### [Exercise objective]
Extract every line below that contains the word "private".
##########
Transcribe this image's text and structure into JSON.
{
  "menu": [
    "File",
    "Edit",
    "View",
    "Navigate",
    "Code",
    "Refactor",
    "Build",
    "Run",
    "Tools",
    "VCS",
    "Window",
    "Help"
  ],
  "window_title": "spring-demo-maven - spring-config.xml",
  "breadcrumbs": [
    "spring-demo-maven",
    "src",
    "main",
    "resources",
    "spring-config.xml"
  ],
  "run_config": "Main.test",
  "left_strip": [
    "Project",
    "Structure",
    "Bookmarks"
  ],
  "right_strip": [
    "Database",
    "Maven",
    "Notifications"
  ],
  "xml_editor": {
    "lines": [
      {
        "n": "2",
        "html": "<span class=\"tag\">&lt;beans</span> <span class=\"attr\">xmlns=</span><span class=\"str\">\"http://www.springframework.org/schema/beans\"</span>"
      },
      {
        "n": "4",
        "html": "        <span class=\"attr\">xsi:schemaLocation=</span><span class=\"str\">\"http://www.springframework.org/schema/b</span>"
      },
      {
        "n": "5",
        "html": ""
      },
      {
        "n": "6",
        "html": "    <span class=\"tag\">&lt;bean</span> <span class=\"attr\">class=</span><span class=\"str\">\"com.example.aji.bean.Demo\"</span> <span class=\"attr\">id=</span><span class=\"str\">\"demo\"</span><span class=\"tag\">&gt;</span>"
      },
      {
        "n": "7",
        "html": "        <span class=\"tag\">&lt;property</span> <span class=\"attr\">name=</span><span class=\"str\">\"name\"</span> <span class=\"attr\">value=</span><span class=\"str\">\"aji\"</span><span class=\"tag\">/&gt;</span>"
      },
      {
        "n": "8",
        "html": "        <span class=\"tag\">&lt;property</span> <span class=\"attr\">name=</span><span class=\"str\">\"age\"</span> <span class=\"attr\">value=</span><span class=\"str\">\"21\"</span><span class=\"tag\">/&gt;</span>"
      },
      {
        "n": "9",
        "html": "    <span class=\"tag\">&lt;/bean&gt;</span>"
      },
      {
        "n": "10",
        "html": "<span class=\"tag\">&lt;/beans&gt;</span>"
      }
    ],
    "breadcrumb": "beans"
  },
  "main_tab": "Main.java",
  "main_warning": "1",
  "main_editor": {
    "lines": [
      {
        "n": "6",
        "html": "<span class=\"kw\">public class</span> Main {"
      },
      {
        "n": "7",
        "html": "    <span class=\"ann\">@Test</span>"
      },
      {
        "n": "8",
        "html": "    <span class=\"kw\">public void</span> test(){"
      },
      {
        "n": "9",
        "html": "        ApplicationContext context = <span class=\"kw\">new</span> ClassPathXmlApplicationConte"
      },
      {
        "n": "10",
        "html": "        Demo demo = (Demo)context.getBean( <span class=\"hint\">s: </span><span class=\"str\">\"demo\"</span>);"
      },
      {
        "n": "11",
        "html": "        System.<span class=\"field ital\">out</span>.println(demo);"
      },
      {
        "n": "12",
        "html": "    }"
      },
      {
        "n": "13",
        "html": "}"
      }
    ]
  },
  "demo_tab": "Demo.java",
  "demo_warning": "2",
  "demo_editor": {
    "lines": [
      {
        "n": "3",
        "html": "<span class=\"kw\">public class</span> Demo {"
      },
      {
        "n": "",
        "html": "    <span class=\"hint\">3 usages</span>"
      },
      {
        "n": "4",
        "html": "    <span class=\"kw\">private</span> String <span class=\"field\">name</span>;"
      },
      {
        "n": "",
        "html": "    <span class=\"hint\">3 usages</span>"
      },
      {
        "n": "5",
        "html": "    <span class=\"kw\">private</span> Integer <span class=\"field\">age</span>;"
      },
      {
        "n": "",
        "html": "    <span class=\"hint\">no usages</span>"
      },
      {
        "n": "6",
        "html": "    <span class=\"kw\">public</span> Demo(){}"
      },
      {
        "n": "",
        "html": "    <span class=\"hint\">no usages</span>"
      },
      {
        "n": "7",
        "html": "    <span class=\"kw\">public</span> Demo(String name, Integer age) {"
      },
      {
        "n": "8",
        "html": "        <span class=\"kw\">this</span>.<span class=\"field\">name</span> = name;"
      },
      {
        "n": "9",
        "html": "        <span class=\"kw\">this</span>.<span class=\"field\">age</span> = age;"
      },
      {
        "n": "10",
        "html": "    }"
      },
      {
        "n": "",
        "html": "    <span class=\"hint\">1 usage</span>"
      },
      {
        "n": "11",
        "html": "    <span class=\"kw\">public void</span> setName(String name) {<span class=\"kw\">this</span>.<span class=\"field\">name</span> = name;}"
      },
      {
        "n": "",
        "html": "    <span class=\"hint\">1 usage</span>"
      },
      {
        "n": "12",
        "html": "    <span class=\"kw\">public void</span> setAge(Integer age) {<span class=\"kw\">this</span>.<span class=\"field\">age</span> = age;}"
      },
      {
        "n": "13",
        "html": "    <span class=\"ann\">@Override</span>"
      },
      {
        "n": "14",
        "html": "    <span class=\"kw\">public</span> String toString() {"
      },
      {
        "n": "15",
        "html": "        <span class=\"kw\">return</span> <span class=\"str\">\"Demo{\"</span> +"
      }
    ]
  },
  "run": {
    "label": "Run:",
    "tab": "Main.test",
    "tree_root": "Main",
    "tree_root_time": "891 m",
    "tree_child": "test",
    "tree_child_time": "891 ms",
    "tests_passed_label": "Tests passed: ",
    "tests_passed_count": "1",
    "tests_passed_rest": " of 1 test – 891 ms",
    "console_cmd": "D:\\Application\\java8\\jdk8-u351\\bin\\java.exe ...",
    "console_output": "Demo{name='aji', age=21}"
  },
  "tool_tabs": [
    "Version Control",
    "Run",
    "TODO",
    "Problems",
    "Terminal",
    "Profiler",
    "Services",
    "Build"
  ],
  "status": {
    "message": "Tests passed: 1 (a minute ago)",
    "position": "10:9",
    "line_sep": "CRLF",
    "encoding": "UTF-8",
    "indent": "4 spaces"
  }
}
##########
### [Completed task]
        "html": "    <span class=\"kw\">private</span> String <span class=\"field\">name</span>;"
        "html": "    <span class=\"kw\">private</span> Integer <span class=\"field\">age</span>;"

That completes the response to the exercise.